**Exercise material:**
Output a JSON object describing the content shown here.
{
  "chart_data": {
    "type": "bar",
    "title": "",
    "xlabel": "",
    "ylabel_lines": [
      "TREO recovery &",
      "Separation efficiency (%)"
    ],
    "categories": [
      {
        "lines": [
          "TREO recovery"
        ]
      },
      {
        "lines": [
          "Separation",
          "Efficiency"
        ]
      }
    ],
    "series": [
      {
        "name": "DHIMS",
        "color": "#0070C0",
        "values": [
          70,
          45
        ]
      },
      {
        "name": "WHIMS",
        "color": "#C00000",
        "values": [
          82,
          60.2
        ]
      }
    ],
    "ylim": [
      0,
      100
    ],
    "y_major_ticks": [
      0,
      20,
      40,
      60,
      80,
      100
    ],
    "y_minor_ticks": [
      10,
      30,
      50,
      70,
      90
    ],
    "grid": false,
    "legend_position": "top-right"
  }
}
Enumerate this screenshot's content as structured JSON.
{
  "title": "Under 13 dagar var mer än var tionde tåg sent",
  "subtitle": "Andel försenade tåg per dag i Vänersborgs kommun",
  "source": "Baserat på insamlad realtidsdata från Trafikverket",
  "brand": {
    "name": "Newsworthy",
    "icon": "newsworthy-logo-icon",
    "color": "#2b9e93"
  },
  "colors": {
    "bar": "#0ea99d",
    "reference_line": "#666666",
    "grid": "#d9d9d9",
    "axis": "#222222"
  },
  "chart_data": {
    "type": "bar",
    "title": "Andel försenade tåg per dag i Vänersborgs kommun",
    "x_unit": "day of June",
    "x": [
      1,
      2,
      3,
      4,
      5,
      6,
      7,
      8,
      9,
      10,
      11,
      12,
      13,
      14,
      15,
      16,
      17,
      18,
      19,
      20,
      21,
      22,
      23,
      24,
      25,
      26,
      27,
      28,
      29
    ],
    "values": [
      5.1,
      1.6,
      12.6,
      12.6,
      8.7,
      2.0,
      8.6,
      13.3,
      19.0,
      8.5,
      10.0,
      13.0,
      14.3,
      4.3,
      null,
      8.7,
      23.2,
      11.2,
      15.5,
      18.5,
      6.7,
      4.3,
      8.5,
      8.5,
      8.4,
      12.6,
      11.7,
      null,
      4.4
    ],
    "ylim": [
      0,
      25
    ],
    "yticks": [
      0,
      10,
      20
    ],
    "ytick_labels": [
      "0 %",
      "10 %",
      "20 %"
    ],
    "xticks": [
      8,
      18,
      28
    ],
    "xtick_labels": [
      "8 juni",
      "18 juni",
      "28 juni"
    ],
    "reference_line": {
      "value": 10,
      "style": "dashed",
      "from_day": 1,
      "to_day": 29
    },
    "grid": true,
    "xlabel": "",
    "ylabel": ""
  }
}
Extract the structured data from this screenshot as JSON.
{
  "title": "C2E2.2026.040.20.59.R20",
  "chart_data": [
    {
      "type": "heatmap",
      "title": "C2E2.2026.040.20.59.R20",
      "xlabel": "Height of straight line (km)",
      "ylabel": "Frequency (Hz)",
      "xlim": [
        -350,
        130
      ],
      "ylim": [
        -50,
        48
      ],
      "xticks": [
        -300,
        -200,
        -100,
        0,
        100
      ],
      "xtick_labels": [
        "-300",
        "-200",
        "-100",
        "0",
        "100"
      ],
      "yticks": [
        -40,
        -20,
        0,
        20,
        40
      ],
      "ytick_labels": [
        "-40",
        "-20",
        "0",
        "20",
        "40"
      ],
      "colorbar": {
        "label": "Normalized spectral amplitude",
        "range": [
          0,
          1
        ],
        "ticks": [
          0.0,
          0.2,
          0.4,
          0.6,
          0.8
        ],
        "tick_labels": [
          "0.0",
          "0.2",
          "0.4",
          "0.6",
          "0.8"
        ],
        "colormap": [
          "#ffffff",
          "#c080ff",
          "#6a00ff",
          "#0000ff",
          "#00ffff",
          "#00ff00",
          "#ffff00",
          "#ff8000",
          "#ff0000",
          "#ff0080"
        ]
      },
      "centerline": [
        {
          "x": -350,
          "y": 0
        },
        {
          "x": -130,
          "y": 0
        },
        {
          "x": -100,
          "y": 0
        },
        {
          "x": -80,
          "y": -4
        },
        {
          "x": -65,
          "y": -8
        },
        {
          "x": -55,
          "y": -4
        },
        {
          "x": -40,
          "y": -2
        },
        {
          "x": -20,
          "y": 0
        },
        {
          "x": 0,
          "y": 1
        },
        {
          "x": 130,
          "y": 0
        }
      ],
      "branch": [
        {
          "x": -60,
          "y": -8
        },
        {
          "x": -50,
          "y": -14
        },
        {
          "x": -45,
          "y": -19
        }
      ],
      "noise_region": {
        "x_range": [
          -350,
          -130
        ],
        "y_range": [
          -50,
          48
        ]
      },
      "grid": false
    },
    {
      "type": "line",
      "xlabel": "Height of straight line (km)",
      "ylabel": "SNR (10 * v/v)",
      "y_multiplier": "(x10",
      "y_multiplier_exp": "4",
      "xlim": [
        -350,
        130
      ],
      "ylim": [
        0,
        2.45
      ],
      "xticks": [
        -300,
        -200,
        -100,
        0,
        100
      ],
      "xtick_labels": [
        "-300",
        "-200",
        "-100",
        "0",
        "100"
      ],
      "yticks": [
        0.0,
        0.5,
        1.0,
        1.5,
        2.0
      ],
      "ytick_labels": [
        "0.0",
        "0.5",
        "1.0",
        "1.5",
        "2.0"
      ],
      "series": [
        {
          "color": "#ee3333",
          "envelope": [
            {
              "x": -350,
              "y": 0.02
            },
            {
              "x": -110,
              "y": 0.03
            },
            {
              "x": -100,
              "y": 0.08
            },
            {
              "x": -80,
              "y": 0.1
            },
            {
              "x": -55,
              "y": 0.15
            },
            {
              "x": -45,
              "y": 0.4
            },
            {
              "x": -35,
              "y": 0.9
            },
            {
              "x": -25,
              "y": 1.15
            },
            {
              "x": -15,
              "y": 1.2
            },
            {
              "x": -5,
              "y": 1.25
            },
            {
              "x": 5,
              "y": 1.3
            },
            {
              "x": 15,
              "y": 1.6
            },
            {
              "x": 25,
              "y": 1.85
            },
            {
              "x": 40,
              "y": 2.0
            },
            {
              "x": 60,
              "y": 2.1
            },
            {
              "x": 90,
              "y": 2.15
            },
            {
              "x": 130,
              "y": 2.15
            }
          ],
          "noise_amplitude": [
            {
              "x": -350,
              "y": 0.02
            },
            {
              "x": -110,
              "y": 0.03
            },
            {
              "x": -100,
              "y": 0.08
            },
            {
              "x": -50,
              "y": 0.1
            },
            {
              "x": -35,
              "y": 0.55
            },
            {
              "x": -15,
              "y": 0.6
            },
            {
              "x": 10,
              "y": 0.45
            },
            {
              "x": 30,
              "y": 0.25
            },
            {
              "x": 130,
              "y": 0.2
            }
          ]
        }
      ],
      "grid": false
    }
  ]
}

**Exercise prompt:** Show every line in the records above that contains the word "Andel".

**Task result:**
  "subtitle": "Andel försenade tåg per dag i Vänersborgs kommun",
    "title": "Andel försenade tåg per dag i Vänersborgs kommun",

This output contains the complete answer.